**Work to complete**
It is required that all of the data be written out exactly.

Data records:

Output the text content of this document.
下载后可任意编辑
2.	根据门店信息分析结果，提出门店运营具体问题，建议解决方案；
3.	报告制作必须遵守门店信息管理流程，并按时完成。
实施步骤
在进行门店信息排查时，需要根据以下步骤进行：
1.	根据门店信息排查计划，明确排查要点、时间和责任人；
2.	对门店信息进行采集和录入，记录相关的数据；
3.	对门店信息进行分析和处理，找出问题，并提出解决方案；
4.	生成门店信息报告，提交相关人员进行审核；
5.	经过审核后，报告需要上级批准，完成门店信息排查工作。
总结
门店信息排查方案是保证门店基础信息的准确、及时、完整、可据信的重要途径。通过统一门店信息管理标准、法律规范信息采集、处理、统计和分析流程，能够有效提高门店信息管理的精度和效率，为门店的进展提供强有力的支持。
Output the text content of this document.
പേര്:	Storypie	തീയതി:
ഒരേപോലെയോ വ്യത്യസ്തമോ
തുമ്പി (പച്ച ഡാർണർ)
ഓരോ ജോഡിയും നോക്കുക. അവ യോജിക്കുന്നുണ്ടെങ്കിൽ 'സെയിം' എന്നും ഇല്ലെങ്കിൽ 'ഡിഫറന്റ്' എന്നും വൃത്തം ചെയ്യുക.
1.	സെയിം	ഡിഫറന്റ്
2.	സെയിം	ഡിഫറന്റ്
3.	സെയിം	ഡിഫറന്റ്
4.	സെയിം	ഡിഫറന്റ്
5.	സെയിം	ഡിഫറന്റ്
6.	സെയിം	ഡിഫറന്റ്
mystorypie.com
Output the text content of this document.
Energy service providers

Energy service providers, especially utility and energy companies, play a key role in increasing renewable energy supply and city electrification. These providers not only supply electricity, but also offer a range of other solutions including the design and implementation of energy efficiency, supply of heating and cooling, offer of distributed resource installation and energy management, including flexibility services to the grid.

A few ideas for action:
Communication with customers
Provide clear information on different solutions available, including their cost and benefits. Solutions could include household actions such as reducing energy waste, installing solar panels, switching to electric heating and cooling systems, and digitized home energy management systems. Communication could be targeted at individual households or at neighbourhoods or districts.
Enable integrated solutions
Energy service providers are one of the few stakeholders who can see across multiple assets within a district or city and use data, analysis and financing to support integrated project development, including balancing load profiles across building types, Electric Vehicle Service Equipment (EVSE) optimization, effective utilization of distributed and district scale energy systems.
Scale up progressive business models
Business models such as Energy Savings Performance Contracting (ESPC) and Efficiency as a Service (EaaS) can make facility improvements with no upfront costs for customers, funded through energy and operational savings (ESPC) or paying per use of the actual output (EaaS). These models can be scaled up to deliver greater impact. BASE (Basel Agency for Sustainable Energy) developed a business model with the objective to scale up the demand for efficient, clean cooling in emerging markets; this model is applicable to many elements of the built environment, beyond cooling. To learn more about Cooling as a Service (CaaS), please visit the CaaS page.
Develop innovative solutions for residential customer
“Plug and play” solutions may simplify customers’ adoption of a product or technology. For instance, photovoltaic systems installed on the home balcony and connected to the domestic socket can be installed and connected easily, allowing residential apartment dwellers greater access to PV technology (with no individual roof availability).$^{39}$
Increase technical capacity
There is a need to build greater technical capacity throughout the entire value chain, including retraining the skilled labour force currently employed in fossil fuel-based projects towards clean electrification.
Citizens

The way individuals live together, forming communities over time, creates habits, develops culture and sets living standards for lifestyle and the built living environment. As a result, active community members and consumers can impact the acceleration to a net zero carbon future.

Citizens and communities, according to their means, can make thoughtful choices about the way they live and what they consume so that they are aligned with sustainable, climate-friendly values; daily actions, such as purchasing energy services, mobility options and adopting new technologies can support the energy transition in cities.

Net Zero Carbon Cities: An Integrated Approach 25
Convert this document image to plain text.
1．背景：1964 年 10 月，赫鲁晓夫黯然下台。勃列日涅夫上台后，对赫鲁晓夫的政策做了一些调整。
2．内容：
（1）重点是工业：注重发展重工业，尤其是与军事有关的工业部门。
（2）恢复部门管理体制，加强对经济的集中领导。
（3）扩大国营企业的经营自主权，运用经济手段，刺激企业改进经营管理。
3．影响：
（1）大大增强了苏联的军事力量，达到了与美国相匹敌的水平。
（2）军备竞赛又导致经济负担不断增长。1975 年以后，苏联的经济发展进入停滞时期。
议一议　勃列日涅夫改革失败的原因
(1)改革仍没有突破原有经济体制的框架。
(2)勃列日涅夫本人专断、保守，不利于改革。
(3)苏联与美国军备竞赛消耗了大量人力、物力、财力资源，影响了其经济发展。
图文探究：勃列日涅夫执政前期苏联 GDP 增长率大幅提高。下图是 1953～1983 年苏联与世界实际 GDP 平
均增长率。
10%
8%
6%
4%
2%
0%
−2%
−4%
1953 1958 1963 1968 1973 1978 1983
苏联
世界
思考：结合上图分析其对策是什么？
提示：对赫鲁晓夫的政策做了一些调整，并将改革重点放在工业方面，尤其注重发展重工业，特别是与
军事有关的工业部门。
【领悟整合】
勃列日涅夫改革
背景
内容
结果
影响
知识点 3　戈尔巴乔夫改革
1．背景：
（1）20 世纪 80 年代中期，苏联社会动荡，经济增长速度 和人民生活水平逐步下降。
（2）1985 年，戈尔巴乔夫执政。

**Response for this exercise**
Output the text content of this document.
下载后可任意编辑
2.	根据门店信息分析结果，提出门店运营具体问题，建议解决方案；
3.	报告制作必须遵守门店信息管理流程，并按时完成。
实施步骤
在进行门店信息排查时，需要根据以下步骤进行：
1.	根据门店信息排查计划，明确排查要点、时间和责任人；
2.	对门店信息进行采集和录入，记录相关的数据；
3.	对门店信息进行分析和处理，找出问题，并提出解决方案；
4.	生成门店信息报告，提交相关人员进行审核；
5.	经过审核后，报告需要上级批准，完成门店信息排查工作。
总结
门店信息排查方案是保证门店基础信息的准确、及时、完整、可据信的重要途径。通过统一门店信息管理标准、法律规范信息采集、处理、统计和分析流程，能够有效提高门店信息管理的精度和效率，为门店的进展提供强有力的支持。
Output the text content of this document.
പേര്:	Storypie	തീയതി:
ഒരേപോലെയോ വ്യത്യസ്തമോ
തുമ്പി (പച്ച ഡാർണർ)
ഓരോ ജോഡിയും നോക്കുക. അവ യോജിക്കുന്നുണ്ടെങ്കിൽ 'സെയിം' എന്നും ഇല്ലെങ്കിൽ 'ഡിഫറന്റ്' എന്നും വൃത്തം ചെയ്യുക.
1.	സെയിം	ഡിഫറന്റ്
2.	സെയിം	ഡിഫറന്റ്
3.	സെയിം	ഡിഫറന്റ്
4.	സെയിം	ഡിഫറന്റ്
5.	സെയിം	ഡിഫറന്റ്
6.	സെയിം	ഡിഫറന്റ്
mystorypie.com
Output the text content of this document.
Energy service providers

Energy service providers, especially utility and energy companies, play a key role in increasing renewable energy supply and city electrification. These providers not only supply electricity, but also offer a range of other solutions including the design and implementation of energy efficiency, supply of heating and cooling, offer of distributed resource installation and energy management, including flexibility services to the grid.

A few ideas for action:
Communication with customers
Provide clear information on different solutions available, including their cost and benefits. Solutions could include household actions such as reducing energy waste, installing solar panels, switching to electric heating and cooling systems, and digitized home energy management systems. Communication could be targeted at individual households or at neighbourhoods or districts.
Enable integrated solutions
Energy service providers are one of the few stakeholders who can see across multiple assets within a district or city and use data, analysis and financing to support integrated project development, including balancing load profiles across building types, Electric Vehicle Service Equipment (EVSE) optimization, effective utilization of distributed and district scale energy systems.
Scale up progressive business models
Business models such as Energy Savings Performance Contracting (ESPC) and Efficiency as a Service (EaaS) can make facility improvements with no upfront costs for customers, funded through energy and operational savings (ESPC) or paying per use of the actual output (EaaS). These models can be scaled up to deliver greater impact. BASE (Basel Agency for Sustainable Energy) developed a business model with the objective to scale up the demand for efficient, clean cooling in emerging markets; this model is applicable to many elements of the built environment, beyond cooling. To learn more about Cooling as a Service (CaaS), please visit the CaaS page.
Develop innovative solutions for residential customer
“Plug and play” solutions may simplify customers’ adoption of a product or technology. For instance, photovoltaic systems installed on the home balcony and connected to the domestic socket can be installed and connected easily, allowing residential apartment dwellers greater access to PV technology (with no individual roof availability).$^{39}$
Increase technical capacity
There is a need to build greater technical capacity throughout the entire value chain, including retraining the skilled labour force currently employed in fossil fuel-based projects towards clean electrification.
Citizens

The way individuals live together, forming communities over time, creates habits, develops culture and sets living standards for lifestyle and the built living environment. As a result, active community members and consumers can impact the acceleration to a net zero carbon future.

Citizens and communities, according to their means, can make thoughtful choices about the way they live and what they consume so that they are aligned with sustainable, climate-friendly values; daily actions, such as purchasing energy services, mobility options and adopting new technologies can support the energy transition in cities.

Net Zero Carbon Cities: An Integrated Approach 25
Convert this document image to plain text.
1．背景：1964 年 10 月，赫鲁晓夫黯然下台。勃列日涅夫上台后，对赫鲁晓夫的政策做了一些调整。
2．内容：
（1）重点是工业：注重发展重工业，尤其是与军事有关的工业部门。
（2）恢复部门管理体制，加强对经济的集中领导。
（3）扩大国营企业的经营自主权，运用经济手段，刺激企业改进经营管理。
3．影响：
（1）大大增强了苏联的军事力量，达到了与美国相匹敌的水平。
（2）军备竞赛又导致经济负担不断增长。1975 年以后，苏联的经济发展进入停滞时期。
议一议　勃列日涅夫改革失败的原因
(1)改革仍没有突破原有经济体制的框架。
(2)勃列日涅夫本人专断、保守，不利于改革。
(3)苏联与美国军备竞赛消耗了大量人力、物力、财力资源，影响了其经济发展。
图文探究：勃列日涅夫执政前期苏联 GDP 增长率大幅提高。下图是 1953～1983 年苏联与世界实际 GDP 平
均增长率。
10%
8%
6%
4%
2%
0%
−2%
−4%
1953 1958 1963 1968 1973 1978 1983
苏联
世界
思考：结合上图分析其对策是什么？
提示：对赫鲁晓夫的政策做了一些调整，并将改革重点放在工业方面，尤其注重发展重工业，特别是与
军事有关的工业部门。
【领悟整合】
勃列日涅夫改革
背景
内容
结果
影响
知识点 3　戈尔巴乔夫改革
1．背景：
（1）20 世纪 80 年代中期，苏联社会动荡，经济增长速度 和人民生活水平逐步下降。
（2）1985 年，戈尔巴乔夫执政。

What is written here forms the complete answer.